Collection entries
::::::::

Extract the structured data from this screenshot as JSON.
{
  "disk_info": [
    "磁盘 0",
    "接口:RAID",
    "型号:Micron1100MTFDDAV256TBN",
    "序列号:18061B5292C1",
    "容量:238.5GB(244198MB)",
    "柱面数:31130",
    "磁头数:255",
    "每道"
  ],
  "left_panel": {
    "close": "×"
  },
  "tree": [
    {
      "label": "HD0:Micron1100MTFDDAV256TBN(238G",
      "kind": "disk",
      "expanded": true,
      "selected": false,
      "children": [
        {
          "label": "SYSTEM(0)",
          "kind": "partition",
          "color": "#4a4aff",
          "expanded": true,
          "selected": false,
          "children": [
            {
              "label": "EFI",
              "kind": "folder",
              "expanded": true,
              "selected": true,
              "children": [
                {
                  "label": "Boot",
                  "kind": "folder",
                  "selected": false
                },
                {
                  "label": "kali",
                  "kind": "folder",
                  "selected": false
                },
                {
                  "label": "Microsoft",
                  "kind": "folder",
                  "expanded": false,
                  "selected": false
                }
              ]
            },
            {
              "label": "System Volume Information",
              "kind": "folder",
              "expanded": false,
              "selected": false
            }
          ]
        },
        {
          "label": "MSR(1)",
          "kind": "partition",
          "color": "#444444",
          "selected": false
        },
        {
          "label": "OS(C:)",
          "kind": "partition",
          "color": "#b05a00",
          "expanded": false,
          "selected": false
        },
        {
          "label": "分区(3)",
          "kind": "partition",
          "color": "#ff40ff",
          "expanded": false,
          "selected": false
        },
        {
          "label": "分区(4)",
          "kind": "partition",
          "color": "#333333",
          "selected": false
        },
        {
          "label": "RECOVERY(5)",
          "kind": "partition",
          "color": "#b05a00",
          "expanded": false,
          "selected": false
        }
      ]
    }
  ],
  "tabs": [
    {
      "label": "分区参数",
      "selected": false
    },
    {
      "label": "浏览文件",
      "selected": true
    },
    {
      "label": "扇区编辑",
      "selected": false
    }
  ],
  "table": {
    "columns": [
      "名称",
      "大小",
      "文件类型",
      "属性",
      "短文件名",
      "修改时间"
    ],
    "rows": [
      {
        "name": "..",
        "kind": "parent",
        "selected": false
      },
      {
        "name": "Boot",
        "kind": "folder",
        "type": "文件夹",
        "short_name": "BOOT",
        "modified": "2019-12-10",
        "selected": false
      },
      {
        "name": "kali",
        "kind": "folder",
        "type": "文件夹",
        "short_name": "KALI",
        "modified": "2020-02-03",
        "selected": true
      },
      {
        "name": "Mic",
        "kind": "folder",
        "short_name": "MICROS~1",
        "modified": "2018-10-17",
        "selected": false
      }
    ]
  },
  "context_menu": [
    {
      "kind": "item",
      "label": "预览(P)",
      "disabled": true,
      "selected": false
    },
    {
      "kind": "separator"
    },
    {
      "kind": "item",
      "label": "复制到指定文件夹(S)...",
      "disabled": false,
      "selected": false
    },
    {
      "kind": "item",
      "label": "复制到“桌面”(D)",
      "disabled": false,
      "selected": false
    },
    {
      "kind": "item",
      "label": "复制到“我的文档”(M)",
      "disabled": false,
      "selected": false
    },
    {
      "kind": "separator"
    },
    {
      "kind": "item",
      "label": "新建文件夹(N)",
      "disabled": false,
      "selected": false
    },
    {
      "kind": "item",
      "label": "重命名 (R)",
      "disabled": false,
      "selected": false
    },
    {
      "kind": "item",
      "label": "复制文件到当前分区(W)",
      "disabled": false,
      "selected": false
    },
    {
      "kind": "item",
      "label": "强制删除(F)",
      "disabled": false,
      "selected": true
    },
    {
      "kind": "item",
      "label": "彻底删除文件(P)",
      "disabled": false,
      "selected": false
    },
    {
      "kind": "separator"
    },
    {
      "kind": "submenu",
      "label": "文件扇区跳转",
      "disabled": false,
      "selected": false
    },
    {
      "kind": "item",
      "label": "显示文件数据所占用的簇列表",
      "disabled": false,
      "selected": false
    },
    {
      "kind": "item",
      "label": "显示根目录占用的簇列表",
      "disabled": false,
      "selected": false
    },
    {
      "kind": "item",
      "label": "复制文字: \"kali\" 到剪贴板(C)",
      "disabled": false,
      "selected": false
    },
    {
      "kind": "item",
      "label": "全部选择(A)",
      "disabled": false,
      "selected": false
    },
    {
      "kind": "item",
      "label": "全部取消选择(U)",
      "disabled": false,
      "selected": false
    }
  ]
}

::::::::

Transcribe the whole listing exactly.

- **WORKED SOLUTION**
Extract the structured data from this screenshot as JSON.
{
  "disk_info": [
    "磁盘 0",
    "接口:RAID",
    "型号:Micron1100MTFDDAV256TBN",
    "序列号:18061B5292C1",
    "容量:238.5GB(244198MB)",
    "柱面数:31130",
    "磁头数:255",
    "每道"
  ],
  "left_panel": {
    "close": "×"
  },
  "tree": [
    {
      "label": "HD0:Micron1100MTFDDAV256TBN(238G",
      "kind": "disk",
      "expanded": true,
      "selected": false,
      "children": [
        {
          "label": "SYSTEM(0)",
          "kind": "partition",
          "color": "#4a4aff",
          "expanded": true,
          "selected": false,
          "children": [
            {
              "label": "EFI",
              "kind": "folder",
              "expanded": true,
              "selected": true,
              "children": [
                {
                  "label": "Boot",
                  "kind": "folder",
                  "selected": false
                },
                {
                  "label": "kali",
                  "kind": "folder",
                  "selected": false
                },
                {
                  "label": "Microsoft",
                  "kind": "folder",
                  "expanded": false,
                  "selected": false
                }
              ]
            },
            {
              "label": "System Volume Information",
              "kind": "folder",
              "expanded": false,
              "selected": false
            }
          ]
        },
        {
          "label": "MSR(1)",
          "kind": "partition",
          "color": "#444444",
          "selected": false
        },
        {
          "label": "OS(C:)",
          "kind": "partition",
          "color": "#b05a00",
          "expanded": false,
          "selected": false
        },
        {
          "label": "分区(3)",
          "kind": "partition",
          "color": "#ff40ff",
          "expanded": false,
          "selected": false
        },
        {
          "label": "分区(4)",
          "kind": "partition",
          "color": "#333333",
          "selected": false
        },
        {
          "label": "RECOVERY(5)",
          "kind": "partition",
          "color": "#b05a00",
          "expanded": false,
          "selected": false
        }
      ]
    }
  ],
  "tabs": [
    {
      "label": "分区参数",
      "selected": false
    },
    {
      "label": "浏览文件",
      "selected": true
    },
    {
      "label": "扇区编辑",
      "selected": false
    }
  ],
  "table": {
    "columns": [
      "名称",
      "大小",
      "文件类型",
      "属性",
      "短文件名",
      "修改时间"
    ],
    "rows": [
      {
        "name": "..",
        "kind": "parent",
        "selected": false
      },
      {
        "name": "Boot",
        "kind": "folder",
        "type": "文件夹",
        "short_name": "BOOT",
        "modified": "2019-12-10",
        "selected": false
      },
      {
        "name": "kali",
        "kind": "folder",
        "type": "文件夹",
        "short_name": "KALI",
        "modified": "2020-02-03",
        "selected": true
      },
      {
        "name": "Mic",
        "kind": "folder",
        "short_name": "MICROS~1",
        "modified": "2018-10-17",
        "selected": false
      }
    ]
  },
  "context_menu": [
    {
      "kind": "item",
      "label": "预览(P)",
      "disabled": true,
      "selected": false
    },
    {
      "kind": "separator"
    },
    {
      "kind": "item",
      "label": "复制到指定文件夹(S)...",
      "disabled": false,
      "selected": false
    },
    {
      "kind": "item",
      "label": "复制到“桌面”(D)",
      "disabled": false,
      "selected": false
    },
    {
      "kind": "item",
      "label": "复制到“我的文档”(M)",
      "disabled": false,
      "selected": false
    },
    {
      "kind": "separator"
    },
    {
      "kind": "item",
      "label": "新建文件夹(N)",
      "disabled": false,
      "selected": false
    },
    {
      "kind": "item",
      "label": "重命名 (R)",
      "disabled": false,
      "selected": false
    },
    {
      "kind": "item",
      "label": "复制文件到当前分区(W)",
      "disabled": false,
      "selected": false
    },
    {
      "kind": "item",
      "label": "强制删除(F)",
      "disabled": false,
      "selected": true
    },
    {
      "kind": "item",
      "label": "彻底删除文件(P)",
      "disabled": false,
      "selected": false
    },
    {
      "kind": "separator"
    },
    {
      "kind": "submenu",
      "label": "文件扇区跳转",
      "disabled": false,
      "selected": false
    },
    {
      "kind": "item",
      "label": "显示文件数据所占用的簇列表",
      "disabled": false,
      "selected": false
    },
    {
      "kind": "item",
      "label": "显示根目录占用的簇列表",
      "disabled": false,
      "selected": false
    },
    {
      "kind": "item",
      "label": "复制文字: \"kali\" 到剪贴板(C)",
      "disabled": false,
      "selected": false
    },
    {
      "kind": "item",
      "label": "全部选择(A)",
      "disabled": false,
      "selected": false
    },
    {
      "kind": "item",
      "label": "全部取消选择(U)",
      "disabled": false,
      "selected": false
    }
  ]
}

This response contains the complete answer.